* _Element location data_
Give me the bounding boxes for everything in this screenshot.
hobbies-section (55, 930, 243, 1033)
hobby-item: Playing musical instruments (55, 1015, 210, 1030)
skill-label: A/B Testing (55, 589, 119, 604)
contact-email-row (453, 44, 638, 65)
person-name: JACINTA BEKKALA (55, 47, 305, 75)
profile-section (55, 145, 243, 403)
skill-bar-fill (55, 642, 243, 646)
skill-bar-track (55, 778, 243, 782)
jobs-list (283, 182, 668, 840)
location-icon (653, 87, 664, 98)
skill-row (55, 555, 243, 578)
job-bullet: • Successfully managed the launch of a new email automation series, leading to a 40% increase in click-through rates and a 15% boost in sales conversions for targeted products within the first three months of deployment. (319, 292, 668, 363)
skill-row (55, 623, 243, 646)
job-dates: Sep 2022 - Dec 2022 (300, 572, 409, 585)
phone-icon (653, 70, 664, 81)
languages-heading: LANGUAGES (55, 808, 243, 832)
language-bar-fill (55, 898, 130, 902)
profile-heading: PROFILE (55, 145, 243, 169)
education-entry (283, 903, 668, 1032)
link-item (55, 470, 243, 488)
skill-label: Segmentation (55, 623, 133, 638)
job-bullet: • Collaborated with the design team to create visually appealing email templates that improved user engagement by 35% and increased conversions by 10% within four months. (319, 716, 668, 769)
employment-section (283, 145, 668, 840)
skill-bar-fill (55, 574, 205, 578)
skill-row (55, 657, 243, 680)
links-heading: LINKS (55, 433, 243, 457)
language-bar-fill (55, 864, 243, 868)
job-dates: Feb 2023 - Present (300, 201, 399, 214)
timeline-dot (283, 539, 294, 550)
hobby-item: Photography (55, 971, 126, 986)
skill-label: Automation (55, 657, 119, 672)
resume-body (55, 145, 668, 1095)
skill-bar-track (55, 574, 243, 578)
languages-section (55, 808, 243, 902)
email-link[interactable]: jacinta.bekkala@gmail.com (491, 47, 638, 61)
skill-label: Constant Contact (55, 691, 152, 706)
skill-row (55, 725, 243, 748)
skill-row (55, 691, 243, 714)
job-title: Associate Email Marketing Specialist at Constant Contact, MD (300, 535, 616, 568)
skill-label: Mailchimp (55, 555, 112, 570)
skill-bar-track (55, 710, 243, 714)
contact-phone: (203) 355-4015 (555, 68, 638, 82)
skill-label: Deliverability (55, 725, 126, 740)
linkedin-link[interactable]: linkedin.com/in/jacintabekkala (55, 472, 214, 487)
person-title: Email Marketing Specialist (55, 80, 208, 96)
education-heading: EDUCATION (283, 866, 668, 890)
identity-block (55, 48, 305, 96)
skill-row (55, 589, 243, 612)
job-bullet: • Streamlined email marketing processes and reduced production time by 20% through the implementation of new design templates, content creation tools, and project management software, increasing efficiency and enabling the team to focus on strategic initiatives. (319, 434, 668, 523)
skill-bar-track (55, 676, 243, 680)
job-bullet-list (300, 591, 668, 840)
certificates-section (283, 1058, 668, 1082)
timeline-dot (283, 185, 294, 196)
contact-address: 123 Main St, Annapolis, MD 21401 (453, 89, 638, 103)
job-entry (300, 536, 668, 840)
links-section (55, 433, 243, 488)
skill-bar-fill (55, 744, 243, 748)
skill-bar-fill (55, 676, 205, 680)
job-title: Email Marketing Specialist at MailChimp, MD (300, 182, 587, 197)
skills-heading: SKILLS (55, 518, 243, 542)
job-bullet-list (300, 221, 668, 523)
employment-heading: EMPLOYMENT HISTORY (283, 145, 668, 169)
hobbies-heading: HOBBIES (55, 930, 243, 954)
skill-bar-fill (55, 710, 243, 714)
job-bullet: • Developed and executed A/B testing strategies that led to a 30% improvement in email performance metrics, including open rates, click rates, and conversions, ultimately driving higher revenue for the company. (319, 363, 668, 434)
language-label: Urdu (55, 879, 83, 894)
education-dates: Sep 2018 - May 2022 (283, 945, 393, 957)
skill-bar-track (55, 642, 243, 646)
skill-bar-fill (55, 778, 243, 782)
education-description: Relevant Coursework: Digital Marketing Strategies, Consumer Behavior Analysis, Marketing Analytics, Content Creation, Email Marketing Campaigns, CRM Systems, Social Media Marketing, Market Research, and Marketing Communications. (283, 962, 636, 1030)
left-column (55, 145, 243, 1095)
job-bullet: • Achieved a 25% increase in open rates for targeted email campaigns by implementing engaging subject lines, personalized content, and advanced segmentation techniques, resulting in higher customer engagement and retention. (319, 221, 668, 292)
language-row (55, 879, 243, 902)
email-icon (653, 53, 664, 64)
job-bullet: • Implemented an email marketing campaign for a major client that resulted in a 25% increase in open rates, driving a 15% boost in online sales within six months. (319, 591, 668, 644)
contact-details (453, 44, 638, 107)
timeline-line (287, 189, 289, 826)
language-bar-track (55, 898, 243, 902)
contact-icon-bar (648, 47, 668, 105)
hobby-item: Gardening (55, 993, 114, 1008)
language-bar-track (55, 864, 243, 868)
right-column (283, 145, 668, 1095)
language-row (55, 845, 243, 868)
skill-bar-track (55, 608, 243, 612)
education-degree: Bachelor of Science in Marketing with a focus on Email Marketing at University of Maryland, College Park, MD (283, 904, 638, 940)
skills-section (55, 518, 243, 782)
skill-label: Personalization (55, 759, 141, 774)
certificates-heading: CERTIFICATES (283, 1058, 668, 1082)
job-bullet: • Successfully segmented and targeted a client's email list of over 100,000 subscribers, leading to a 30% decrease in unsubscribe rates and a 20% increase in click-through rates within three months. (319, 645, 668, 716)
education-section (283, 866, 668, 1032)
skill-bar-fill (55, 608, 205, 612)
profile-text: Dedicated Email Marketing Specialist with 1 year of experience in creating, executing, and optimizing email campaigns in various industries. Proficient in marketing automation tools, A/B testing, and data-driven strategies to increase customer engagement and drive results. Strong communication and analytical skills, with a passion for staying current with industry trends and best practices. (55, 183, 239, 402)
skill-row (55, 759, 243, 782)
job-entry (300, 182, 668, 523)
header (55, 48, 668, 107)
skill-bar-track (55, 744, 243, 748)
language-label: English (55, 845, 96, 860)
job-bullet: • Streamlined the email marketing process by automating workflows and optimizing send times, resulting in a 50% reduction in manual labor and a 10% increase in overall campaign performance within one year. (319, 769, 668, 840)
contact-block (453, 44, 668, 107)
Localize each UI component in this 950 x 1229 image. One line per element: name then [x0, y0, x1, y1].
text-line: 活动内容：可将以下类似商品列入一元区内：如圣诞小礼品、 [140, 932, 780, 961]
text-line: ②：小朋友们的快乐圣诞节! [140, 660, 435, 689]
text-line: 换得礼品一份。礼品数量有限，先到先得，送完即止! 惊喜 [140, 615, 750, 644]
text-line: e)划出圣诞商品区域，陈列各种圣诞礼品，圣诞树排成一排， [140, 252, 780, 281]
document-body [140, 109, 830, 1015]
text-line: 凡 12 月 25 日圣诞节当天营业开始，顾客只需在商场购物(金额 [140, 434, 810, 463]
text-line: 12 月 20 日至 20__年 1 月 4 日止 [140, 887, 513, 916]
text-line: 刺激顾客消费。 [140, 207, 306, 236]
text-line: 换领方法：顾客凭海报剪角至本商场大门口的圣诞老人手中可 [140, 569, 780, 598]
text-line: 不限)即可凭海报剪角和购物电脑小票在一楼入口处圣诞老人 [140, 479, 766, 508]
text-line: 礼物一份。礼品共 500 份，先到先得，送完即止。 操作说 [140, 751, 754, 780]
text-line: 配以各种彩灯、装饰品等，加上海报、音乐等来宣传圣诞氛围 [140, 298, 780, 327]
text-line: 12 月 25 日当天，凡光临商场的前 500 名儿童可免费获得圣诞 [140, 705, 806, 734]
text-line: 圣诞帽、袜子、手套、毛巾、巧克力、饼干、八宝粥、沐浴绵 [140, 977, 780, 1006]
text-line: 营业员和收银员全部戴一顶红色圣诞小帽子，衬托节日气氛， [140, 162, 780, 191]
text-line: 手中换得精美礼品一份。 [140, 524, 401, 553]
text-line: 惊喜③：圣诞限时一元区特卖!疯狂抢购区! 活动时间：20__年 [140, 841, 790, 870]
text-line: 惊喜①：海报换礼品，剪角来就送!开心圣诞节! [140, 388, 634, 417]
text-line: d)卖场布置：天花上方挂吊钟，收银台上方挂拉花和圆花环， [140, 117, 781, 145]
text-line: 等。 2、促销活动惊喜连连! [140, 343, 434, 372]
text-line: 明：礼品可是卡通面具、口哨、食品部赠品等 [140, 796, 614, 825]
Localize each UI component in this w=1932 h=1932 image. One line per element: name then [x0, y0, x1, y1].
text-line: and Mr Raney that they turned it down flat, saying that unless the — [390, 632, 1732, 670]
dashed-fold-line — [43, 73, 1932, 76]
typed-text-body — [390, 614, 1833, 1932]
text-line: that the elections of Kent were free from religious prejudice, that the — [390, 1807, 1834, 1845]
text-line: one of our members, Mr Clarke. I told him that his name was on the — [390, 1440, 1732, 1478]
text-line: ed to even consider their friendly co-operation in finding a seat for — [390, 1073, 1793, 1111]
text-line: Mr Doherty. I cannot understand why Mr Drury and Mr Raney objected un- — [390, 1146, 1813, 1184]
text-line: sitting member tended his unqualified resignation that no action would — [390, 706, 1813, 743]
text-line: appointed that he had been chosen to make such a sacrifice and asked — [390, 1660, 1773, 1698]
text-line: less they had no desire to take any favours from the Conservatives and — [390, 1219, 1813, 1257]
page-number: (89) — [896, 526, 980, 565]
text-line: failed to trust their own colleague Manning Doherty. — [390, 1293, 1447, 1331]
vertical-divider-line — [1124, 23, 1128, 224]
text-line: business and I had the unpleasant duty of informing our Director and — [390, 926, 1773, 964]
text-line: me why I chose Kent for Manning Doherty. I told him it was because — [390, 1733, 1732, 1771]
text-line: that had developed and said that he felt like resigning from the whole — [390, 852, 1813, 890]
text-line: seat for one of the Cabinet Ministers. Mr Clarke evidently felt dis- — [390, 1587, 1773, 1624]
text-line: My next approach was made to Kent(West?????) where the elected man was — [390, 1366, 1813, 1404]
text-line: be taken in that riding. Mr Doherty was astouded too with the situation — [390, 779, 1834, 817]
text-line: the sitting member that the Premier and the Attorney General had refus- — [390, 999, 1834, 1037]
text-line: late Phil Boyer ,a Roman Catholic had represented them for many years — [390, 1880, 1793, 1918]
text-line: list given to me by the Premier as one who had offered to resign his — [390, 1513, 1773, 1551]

* _To be done_
Reproduce the stretch from the start of the lines through the line containing "47, 638, 61)", switching "skill-row" to "skill-entry" and keeping everything else the same.

* _The response_
Give me the bounding boxes for everything in this screenshot.
hobbies-section (55, 930, 243, 1033)
hobby-item: Playing musical instruments (55, 1015, 210, 1030)
skill-label: A/B Testing (55, 589, 119, 604)
contact-email-row (453, 44, 638, 65)
person-name: JACINTA BEKKALA (55, 47, 305, 75)
profile-section (55, 145, 243, 403)
skill-bar-fill (55, 642, 243, 646)
skill-bar-track (55, 778, 243, 782)
jobs-list (283, 182, 668, 840)
location-icon (653, 87, 664, 98)
skill-entry (55, 555, 243, 578)
job-bullet: • Successfully managed the launch of a new email automation series, leading to a 40% increase in click-through rates and a 15% boost in sales conversions for targeted products within the first three months of deployment. (319, 292, 668, 363)
skill-entry (55, 623, 243, 646)
job-dates: Sep 2022 - Dec 2022 (300, 572, 409, 585)
phone-icon (653, 70, 664, 81)
languages-heading: LANGUAGES (55, 808, 243, 832)
language-bar-fill (55, 898, 130, 902)
profile-heading: PROFILE (55, 145, 243, 169)
education-entry (283, 903, 668, 1032)
link-item (55, 470, 243, 488)
skill-label: Segmentation (55, 623, 133, 638)
job-bullet: • Collaborated with the design team to create visually appealing email templates that improved user engagement by 35% and increased conversions by 10% within four months. (319, 716, 668, 769)
employment-section (283, 145, 668, 840)
skill-bar-fill (55, 574, 205, 578)
skill-entry (55, 657, 243, 680)
links-heading: LINKS (55, 433, 243, 457)
language-bar-fill (55, 864, 243, 868)
job-dates: Feb 2023 - Present (300, 201, 399, 214)
timeline-dot (283, 539, 294, 550)
hobby-item: Photography (55, 971, 126, 986)
skill-label: Automation (55, 657, 119, 672)
resume-body (55, 145, 668, 1095)
skill-bar-track (55, 574, 243, 578)
languages-section (55, 808, 243, 902)
email-link[interactable]: jacinta.bekkala@gmail.com (491, 47, 638, 61)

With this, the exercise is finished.